§ **Goal**
Edit the lines from the one holding "x-tick-label: 0 xyxy=(155,492,170,520)" through the one holding "y-tick-label: 0.3 xyxy=(1065,707,1101,735)", inclusive, so that "legend-frame" takes the place of "legend-box", and give back only those lines with all else unchanged.

(Element position data)
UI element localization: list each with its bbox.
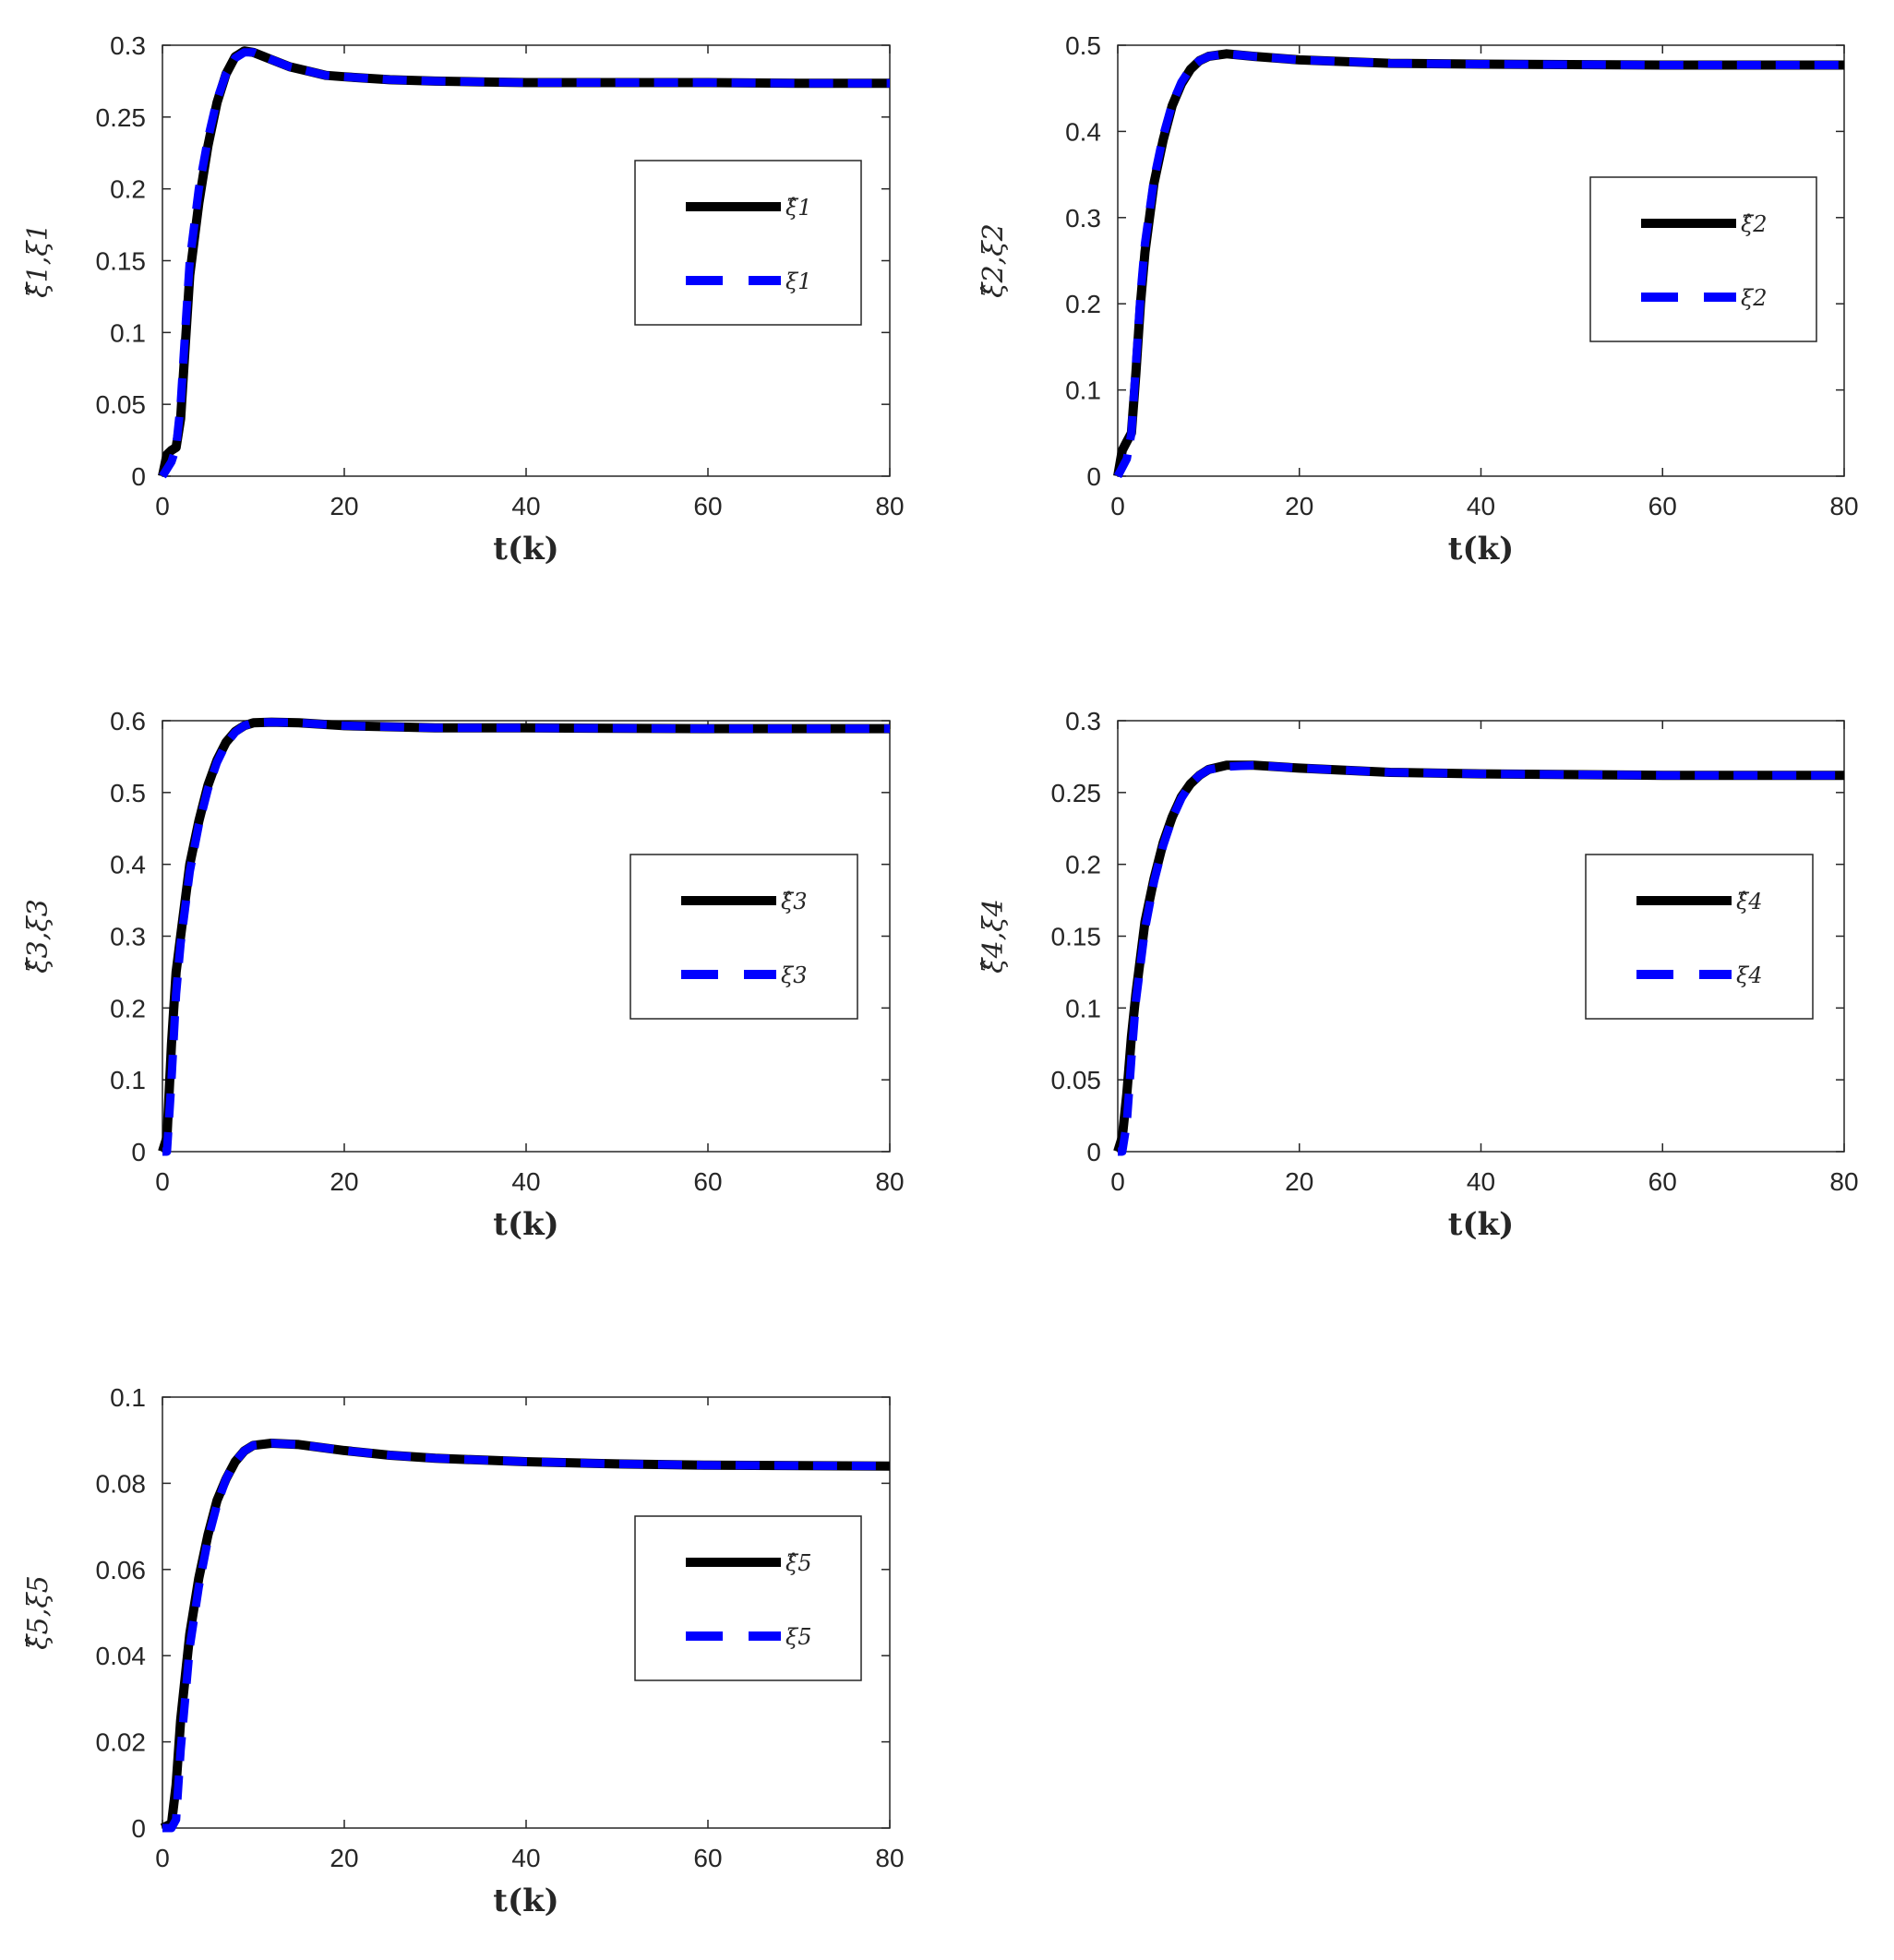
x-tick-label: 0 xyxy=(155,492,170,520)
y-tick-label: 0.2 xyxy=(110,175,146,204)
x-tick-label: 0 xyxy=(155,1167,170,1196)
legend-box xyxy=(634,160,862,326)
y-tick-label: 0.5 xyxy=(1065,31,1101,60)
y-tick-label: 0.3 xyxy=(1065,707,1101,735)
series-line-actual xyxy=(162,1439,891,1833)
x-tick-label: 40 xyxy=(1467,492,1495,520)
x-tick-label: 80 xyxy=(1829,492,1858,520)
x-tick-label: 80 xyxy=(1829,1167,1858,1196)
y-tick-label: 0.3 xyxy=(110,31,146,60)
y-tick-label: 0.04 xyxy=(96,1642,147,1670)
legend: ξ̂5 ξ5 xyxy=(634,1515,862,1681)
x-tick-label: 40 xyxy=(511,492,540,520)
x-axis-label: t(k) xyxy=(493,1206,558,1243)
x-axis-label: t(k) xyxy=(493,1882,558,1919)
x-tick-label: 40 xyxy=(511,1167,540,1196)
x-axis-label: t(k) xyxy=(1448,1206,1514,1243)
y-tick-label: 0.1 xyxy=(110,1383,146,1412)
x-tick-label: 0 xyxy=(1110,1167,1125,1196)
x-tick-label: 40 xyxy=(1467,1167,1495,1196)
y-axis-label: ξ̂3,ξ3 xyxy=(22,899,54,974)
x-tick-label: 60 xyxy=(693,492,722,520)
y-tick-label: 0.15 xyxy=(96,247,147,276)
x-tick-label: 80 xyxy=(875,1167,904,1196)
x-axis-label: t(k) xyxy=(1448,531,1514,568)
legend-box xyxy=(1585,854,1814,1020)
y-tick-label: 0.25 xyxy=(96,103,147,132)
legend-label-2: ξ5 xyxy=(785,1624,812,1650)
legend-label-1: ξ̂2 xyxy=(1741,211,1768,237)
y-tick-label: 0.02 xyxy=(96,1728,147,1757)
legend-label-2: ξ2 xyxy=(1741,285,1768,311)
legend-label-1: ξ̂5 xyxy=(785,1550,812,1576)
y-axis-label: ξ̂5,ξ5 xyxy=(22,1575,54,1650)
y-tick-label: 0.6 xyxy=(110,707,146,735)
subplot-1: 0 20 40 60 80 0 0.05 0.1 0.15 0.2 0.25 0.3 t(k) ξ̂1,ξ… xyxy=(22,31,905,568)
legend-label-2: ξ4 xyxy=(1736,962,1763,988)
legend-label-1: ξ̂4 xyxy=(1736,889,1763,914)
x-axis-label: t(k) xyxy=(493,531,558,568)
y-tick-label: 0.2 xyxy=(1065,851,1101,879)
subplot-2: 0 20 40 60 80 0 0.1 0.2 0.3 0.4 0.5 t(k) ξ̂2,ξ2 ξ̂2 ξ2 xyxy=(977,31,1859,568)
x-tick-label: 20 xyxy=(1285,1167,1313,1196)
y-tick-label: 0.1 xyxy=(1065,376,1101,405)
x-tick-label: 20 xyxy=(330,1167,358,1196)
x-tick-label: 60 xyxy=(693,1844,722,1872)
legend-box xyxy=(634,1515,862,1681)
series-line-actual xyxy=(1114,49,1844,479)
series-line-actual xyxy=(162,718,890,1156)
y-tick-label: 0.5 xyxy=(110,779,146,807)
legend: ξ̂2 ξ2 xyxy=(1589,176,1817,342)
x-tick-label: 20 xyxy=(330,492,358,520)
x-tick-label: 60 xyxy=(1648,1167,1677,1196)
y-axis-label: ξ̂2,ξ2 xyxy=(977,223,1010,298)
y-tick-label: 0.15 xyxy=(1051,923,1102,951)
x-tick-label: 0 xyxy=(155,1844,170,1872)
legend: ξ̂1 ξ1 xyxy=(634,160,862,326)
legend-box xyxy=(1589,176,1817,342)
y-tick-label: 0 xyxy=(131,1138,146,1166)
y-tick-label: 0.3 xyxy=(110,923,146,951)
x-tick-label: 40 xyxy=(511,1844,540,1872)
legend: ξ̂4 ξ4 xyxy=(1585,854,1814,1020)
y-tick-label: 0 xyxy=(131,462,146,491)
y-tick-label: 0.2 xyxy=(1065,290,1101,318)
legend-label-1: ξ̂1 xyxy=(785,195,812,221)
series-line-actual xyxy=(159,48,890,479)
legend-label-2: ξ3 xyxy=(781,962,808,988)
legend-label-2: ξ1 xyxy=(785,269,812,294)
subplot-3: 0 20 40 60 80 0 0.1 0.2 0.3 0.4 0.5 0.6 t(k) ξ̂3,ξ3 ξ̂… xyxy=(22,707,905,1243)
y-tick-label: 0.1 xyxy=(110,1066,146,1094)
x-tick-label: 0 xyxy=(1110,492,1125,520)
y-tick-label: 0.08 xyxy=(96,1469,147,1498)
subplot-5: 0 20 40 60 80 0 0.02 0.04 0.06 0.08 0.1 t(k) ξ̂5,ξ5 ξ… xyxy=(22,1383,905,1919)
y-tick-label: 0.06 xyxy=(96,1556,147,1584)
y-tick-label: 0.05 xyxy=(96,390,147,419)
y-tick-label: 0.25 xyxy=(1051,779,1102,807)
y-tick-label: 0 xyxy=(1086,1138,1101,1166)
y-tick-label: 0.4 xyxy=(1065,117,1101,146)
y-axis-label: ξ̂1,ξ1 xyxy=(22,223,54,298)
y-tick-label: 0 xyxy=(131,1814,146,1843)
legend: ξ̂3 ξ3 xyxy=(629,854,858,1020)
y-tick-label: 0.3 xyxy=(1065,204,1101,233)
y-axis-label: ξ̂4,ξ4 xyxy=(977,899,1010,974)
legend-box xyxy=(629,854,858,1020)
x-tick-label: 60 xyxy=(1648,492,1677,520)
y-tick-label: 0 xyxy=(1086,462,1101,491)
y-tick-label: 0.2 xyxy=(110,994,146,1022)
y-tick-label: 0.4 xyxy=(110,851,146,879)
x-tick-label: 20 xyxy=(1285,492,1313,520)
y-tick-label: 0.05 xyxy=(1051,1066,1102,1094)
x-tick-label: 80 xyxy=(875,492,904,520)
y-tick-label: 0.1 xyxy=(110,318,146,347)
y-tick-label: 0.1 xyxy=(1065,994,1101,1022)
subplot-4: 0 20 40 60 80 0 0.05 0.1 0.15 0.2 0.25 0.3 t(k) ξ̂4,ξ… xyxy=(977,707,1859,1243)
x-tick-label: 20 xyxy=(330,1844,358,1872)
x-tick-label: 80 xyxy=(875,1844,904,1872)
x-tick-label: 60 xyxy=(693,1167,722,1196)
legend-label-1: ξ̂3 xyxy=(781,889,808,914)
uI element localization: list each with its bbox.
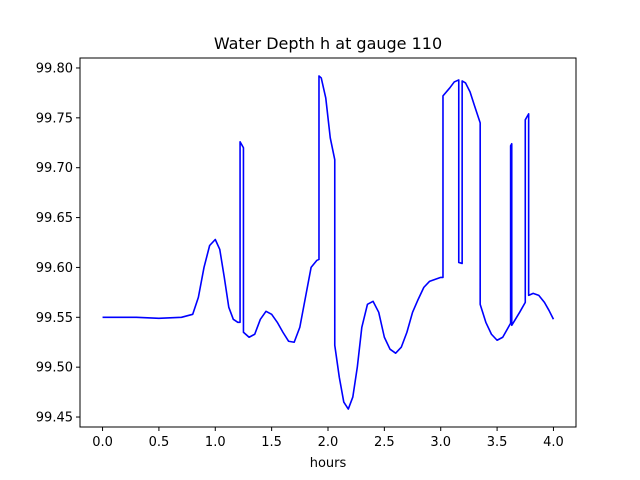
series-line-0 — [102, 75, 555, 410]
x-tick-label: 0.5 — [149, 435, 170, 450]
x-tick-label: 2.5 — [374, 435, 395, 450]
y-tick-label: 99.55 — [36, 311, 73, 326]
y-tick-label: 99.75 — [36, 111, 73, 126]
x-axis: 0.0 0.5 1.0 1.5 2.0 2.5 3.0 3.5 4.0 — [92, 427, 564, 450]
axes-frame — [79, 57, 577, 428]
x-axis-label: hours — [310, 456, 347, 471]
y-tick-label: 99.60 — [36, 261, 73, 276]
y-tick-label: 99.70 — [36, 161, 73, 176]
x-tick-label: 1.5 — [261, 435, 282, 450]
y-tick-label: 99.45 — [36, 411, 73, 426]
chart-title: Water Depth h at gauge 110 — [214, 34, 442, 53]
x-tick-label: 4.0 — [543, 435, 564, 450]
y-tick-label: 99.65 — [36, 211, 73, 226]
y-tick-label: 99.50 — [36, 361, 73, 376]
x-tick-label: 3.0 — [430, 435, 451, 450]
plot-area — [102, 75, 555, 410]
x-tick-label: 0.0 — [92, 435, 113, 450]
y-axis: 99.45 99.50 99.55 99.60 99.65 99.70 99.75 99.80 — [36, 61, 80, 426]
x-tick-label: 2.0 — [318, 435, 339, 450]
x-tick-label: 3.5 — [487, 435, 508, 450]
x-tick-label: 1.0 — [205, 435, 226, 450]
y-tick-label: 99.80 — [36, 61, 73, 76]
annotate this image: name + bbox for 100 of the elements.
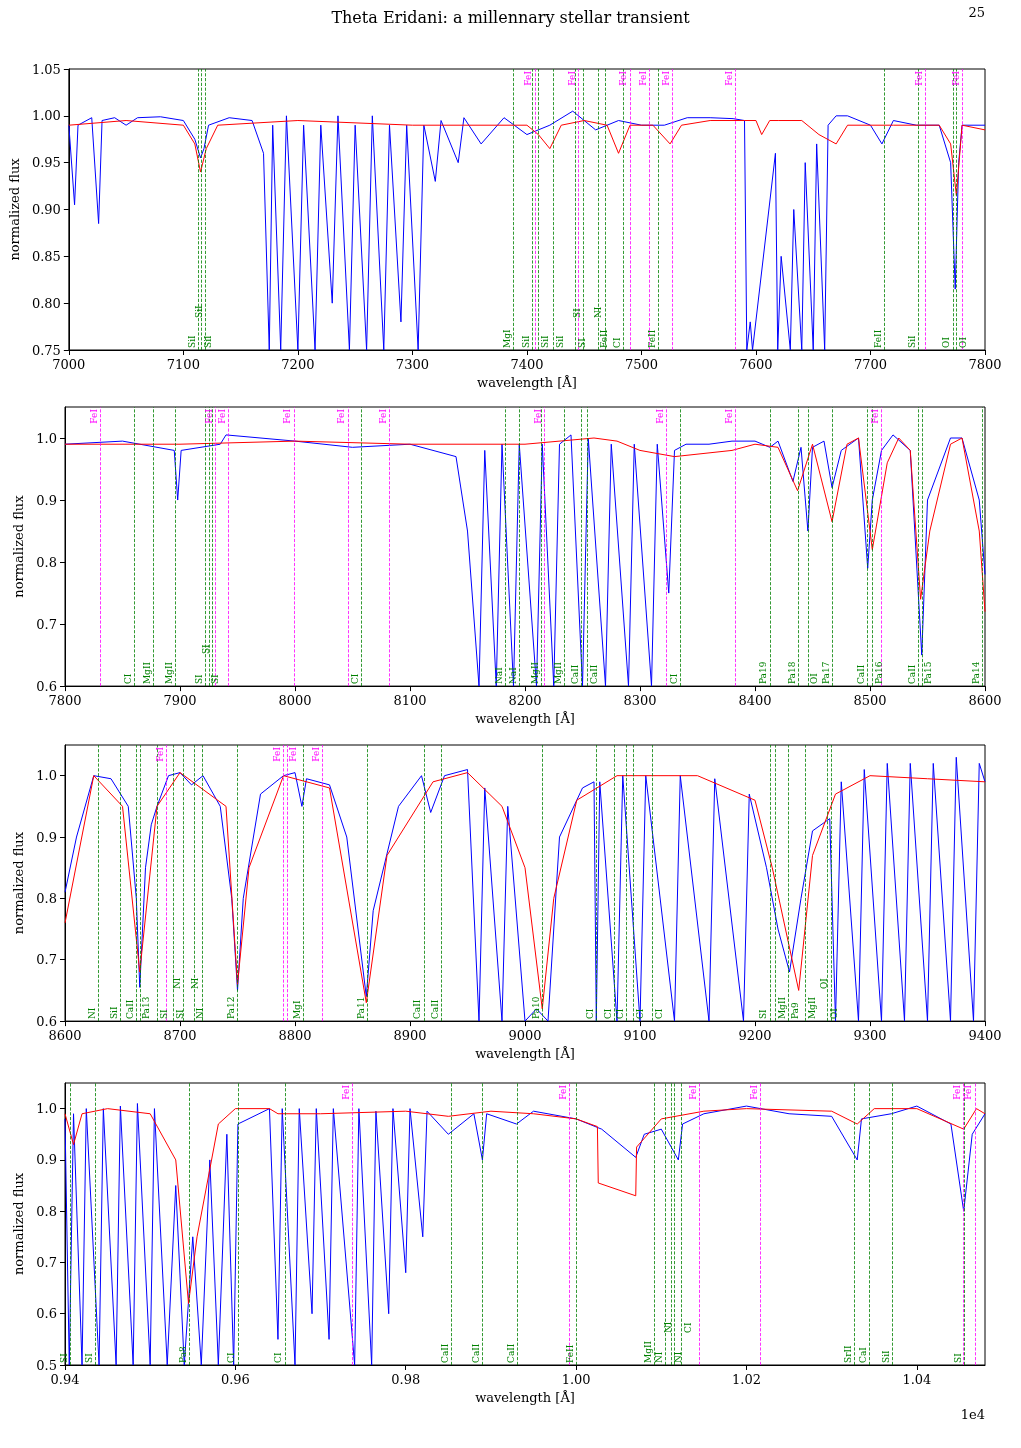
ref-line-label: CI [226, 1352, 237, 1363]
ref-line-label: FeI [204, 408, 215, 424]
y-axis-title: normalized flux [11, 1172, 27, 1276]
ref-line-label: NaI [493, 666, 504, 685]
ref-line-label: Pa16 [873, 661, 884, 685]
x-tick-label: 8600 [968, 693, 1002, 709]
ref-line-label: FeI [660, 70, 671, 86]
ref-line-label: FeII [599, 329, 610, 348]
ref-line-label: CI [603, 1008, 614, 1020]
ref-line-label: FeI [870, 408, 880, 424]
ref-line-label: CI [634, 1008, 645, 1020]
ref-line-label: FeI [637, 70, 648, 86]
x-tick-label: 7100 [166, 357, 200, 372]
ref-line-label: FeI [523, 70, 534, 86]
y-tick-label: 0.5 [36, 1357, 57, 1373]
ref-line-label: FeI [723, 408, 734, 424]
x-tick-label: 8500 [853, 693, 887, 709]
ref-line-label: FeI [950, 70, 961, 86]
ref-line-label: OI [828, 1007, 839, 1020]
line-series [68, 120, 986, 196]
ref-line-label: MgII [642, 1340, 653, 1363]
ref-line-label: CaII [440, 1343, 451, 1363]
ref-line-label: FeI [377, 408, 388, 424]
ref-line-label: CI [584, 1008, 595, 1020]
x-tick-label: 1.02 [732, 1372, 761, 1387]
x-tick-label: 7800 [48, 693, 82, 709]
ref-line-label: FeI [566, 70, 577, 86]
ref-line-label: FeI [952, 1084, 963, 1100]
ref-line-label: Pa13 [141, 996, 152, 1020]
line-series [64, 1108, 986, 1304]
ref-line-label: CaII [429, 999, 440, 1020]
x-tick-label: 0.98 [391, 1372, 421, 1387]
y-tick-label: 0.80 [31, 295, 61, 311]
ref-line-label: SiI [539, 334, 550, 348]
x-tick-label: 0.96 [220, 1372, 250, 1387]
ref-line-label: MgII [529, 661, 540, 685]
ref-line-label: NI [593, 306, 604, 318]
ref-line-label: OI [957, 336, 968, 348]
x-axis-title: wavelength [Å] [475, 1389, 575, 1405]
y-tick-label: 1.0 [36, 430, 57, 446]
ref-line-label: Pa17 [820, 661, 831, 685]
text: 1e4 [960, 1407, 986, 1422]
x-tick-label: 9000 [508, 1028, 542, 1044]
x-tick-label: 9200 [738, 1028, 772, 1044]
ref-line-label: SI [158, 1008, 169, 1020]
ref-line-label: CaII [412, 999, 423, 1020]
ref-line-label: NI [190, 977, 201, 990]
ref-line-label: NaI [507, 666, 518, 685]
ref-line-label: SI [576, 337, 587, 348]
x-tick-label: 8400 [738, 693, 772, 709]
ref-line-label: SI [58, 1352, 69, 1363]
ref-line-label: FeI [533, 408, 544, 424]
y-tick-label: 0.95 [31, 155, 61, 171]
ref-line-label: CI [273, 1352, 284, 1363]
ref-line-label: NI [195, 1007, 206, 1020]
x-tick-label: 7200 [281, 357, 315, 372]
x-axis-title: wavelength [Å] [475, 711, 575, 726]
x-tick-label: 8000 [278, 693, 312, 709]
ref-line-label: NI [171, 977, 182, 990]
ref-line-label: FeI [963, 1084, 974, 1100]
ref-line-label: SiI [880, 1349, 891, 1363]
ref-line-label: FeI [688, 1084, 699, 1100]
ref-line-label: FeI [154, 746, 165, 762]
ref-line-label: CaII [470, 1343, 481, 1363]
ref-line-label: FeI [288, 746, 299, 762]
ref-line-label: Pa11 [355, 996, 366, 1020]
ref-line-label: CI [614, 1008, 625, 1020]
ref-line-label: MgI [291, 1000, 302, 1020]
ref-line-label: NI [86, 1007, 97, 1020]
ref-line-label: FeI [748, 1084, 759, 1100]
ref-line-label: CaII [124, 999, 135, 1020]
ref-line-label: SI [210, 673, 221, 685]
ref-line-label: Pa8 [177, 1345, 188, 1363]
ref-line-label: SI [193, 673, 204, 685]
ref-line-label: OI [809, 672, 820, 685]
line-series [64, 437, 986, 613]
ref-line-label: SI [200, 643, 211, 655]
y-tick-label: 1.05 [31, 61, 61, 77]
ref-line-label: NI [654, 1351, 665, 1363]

§ **Written response**
x-tick-label: 0 xyxy=(155,492,170,520)
y-tick-label: 0.2 xyxy=(110,175,146,204)
x-tick-label: 0 xyxy=(155,1167,170,1196)
legend-frame xyxy=(634,160,862,326)
y-tick-label: 0.5 xyxy=(1065,31,1101,60)
y-tick-label: 0.3 xyxy=(1065,707,1101,735)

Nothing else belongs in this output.